[Goal]: Retype all of the data. Every line must match exactly.

[Provided records]:
[Start]
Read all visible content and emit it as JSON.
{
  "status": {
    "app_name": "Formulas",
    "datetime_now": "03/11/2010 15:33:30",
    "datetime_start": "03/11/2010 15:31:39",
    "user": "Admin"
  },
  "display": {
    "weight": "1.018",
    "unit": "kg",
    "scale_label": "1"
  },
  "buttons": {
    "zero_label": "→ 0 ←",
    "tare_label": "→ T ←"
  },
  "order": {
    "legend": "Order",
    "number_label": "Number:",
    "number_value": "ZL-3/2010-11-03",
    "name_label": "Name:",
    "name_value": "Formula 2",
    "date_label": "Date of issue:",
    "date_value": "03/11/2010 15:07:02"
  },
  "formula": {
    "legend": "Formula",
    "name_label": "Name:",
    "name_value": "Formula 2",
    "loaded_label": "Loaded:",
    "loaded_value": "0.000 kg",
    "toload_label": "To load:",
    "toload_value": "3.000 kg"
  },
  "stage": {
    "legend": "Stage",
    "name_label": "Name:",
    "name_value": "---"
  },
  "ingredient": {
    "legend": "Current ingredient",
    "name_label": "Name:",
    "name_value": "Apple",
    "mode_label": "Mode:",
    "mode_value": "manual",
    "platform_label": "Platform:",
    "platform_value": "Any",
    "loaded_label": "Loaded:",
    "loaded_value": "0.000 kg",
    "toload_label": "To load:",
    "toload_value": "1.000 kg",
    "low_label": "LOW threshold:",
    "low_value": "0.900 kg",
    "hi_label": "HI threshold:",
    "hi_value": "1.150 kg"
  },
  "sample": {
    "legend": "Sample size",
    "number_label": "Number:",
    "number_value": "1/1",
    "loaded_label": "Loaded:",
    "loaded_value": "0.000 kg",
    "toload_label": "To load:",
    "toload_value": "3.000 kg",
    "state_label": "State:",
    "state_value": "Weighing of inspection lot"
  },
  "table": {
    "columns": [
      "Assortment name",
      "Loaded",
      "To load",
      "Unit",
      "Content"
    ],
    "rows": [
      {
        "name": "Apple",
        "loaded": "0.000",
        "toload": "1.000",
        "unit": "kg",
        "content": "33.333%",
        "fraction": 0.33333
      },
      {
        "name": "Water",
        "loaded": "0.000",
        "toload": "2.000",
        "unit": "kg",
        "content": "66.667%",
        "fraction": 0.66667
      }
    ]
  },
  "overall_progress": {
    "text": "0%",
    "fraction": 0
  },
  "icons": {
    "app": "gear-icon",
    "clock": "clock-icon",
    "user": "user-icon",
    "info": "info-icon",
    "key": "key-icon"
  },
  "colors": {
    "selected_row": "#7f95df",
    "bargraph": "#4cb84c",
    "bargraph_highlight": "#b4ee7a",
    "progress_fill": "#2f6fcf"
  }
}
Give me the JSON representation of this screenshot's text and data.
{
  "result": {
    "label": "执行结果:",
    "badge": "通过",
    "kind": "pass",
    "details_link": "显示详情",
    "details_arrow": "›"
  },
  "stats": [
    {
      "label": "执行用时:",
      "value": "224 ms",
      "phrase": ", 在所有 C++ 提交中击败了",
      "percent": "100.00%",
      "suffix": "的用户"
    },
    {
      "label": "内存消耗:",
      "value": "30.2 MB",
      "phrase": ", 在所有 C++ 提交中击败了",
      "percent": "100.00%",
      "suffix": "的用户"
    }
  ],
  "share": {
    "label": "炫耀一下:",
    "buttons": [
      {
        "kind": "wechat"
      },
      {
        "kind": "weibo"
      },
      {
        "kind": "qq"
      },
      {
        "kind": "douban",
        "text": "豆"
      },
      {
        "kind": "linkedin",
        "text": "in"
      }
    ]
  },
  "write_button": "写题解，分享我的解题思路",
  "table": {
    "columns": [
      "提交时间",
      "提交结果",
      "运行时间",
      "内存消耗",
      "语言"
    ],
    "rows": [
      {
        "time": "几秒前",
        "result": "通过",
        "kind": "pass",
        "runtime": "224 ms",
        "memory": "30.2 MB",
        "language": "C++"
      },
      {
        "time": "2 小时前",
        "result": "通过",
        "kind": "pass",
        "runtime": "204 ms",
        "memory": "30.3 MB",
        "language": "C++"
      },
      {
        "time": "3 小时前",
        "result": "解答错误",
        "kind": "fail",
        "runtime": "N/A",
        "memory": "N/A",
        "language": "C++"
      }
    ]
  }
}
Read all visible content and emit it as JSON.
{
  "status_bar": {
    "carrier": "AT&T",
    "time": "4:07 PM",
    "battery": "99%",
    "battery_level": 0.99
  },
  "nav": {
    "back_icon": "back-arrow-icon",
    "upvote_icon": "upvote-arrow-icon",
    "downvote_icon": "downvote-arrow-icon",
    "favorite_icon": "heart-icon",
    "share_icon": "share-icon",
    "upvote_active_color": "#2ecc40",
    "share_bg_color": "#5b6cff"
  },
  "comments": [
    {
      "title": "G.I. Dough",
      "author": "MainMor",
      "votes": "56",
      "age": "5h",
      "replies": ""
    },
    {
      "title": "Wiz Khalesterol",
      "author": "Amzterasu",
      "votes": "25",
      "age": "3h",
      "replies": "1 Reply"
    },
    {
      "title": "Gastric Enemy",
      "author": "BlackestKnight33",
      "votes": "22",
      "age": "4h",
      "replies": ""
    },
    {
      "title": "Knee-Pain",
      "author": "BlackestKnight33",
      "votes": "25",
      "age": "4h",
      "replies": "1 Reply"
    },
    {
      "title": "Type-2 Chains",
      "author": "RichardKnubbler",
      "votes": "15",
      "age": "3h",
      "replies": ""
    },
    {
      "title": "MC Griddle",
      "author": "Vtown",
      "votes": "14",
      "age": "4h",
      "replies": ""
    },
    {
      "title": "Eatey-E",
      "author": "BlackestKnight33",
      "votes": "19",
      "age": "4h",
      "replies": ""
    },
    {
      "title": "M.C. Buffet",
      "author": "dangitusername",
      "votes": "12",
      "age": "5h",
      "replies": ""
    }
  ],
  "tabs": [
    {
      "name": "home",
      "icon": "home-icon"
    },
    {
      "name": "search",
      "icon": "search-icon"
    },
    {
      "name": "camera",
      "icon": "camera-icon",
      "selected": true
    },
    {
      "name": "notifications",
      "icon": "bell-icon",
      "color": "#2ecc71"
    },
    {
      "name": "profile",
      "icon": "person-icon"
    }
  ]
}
[End]
[Solution for this exercise]:
Read all visible content and emit it as JSON.
{
  "status": {
    "app_name": "Formulas",
    "datetime_now": "03/11/2010 15:33:30",
    "datetime_start": "03/11/2010 15:31:39",
    "user": "Admin"
  },
  "display": {
    "weight": "1.018",
    "unit": "kg",
    "scale_label": "1"
  },
  "buttons": {
    "zero_label": "→ 0 ←",
    "tare_label": "→ T ←"
  },
  "order": {
    "legend": "Order",
    "number_label": "Number:",
    "number_value": "ZL-3/2010-11-03",
    "name_label": "Name:",
    "name_value": "Formula 2",
    "date_label": "Date of issue:",
    "date_value": "03/11/2010 15:07:02"
  },
  "formula": {
    "legend": "Formula",
    "name_label": "Name:",
    "name_value": "Formula 2",
    "loaded_label": "Loaded:",
    "loaded_value": "0.000 kg",
    "toload_label": "To load:",
    "toload_value": "3.000 kg"
  },
  "stage": {
    "legend": "Stage",
    "name_label": "Name:",
    "name_value": "---"
  },
  "ingredient": {
    "legend": "Current ingredient",
    "name_label": "Name:",
    "name_value": "Apple",
    "mode_label": "Mode:",
    "mode_value": "manual",
    "platform_label": "Platform:",
    "platform_value": "Any",
    "loaded_label": "Loaded:",
    "loaded_value": "0.000 kg",
    "toload_label": "To load:",
    "toload_value": "1.000 kg",
    "low_label": "LOW threshold:",
    "low_value": "0.900 kg",
    "hi_label": "HI threshold:",
    "hi_value": "1.150 kg"
  },
  "sample": {
    "legend": "Sample size",
    "number_label": "Number:",
    "number_value": "1/1",
    "loaded_label": "Loaded:",
    "loaded_value": "0.000 kg",
    "toload_label": "To load:",
    "toload_value": "3.000 kg",
    "state_label": "State:",
    "state_value": "Weighing of inspection lot"
  },
  "table": {
    "columns": [
      "Assortment name",
      "Loaded",
      "To load",
      "Unit",
      "Content"
    ],
    "rows": [
      {
        "name": "Apple",
        "loaded": "0.000",
        "toload": "1.000",
        "unit": "kg",
        "content": "33.333%",
        "fraction": 0.33333
      },
      {
        "name": "Water",
        "loaded": "0.000",
        "toload": "2.000",
        "unit": "kg",
        "content": "66.667%",
        "fraction": 0.66667
      }
    ]
  },
  "overall_progress": {
    "text": "0%",
    "fraction": 0
  },
  "icons": {
    "app": "gear-icon",
    "clock": "clock-icon",
    "user": "user-icon",
    "info": "info-icon",
    "key": "key-icon"
  },
  "colors": {
    "selected_row": "#7f95df",
    "bargraph": "#4cb84c",
    "bargraph_highlight": "#b4ee7a",
    "progress_fill": "#2f6fcf"
  }
}
Give me the JSON representation of this screenshot's text and data.
{
  "result": {
    "label": "执行结果:",
    "badge": "通过",
    "kind": "pass",
    "details_link": "显示详情",
    "details_arrow": "›"
  },
  "stats": [
    {
      "label": "执行用时:",
      "value": "224 ms",
      "phrase": ", 在所有 C++ 提交中击败了",
      "percent": "100.00%",
      "suffix": "的用户"
    },
    {
      "label": "内存消耗:",
      "value": "30.2 MB",
      "phrase": ", 在所有 C++ 提交中击败了",
      "percent": "100.00%",
      "suffix": "的用户"
    }
  ],
  "share": {
    "label": "炫耀一下:",
    "buttons": [
      {
        "kind": "wechat"
      },
      {
        "kind": "weibo"
      },
      {
        "kind": "qq"
      },
      {
        "kind": "douban",
        "text": "豆"
      },
      {
        "kind": "linkedin",
        "text": "in"
      }
    ]
  },
  "write_button": "写题解，分享我的解题思路",
  "table": {
    "columns": [
      "提交时间",
      "提交结果",
      "运行时间",
      "内存消耗",
      "语言"
    ],
    "rows": [
      {
        "time": "几秒前",
        "result": "通过",
        "kind": "pass",
        "runtime": "224 ms",
        "memory": "30.2 MB",
        "language": "C++"
      },
      {
        "time": "2 小时前",
        "result": "通过",
        "kind": "pass",
        "runtime": "204 ms",
        "memory": "30.3 MB",
        "language": "C++"
      },
      {
        "time": "3 小时前",
        "result": "解答错误",
        "kind": "fail",
        "runtime": "N/A",
        "memory": "N/A",
        "language": "C++"
      }
    ]
  }
}
Read all visible content and emit it as JSON.
{
  "status_bar": {
    "carrier": "AT&T",
    "time": "4:07 PM",
    "battery": "99%",
    "battery_level": 0.99
  },
  "nav": {
    "back_icon": "back-arrow-icon",
    "upvote_icon": "upvote-arrow-icon",
    "downvote_icon": "downvote-arrow-icon",
    "favorite_icon": "heart-icon",
    "share_icon": "share-icon",
    "upvote_active_color": "#2ecc40",
    "share_bg_color": "#5b6cff"
  },
  "comments": [
    {
      "title": "G.I. Dough",
      "author": "MainMor",
      "votes": "56",
      "age": "5h",
      "replies": ""
    },
    {
      "title": "Wiz Khalesterol",
      "author": "Amzterasu",
      "votes": "25",
      "age": "3h",
      "replies": "1 Reply"
    },
    {
      "title": "Gastric Enemy",
      "author": "BlackestKnight33",
      "votes": "22",
      "age": "4h",
      "replies": ""
    },
    {
      "title": "Knee-Pain",
      "author": "BlackestKnight33",
      "votes": "25",
      "age": "4h",
      "replies": "1 Reply"
    },
    {
      "title": "Type-2 Chains",
      "author": "RichardKnubbler",
      "votes": "15",
      "age": "3h",
      "replies": ""
    },
    {
      "title": "MC Griddle",
      "author": "Vtown",
      "votes": "14",
      "age": "4h",
      "replies": ""
    },
    {
      "title": "Eatey-E",
      "author": "BlackestKnight33",
      "votes": "19",
      "age": "4h",
      "replies": ""
    },
    {
      "title": "M.C. Buffet",
      "author": "dangitusername",
      "votes": "12",
      "age": "5h",
      "replies": ""
    }
  ],
  "tabs": [
    {
      "name": "home",
      "icon": "home-icon"
    },
    {
      "name": "search",
      "icon": "search-icon"
    },
    {
      "name": "camera",
      "icon": "camera-icon",
      "selected": true
    },
    {
      "name": "notifications",
      "icon": "bell-icon",
      "color": "#2ecc71"
    },
    {
      "name": "profile",
      "icon": "person-icon"
    }
  ]
}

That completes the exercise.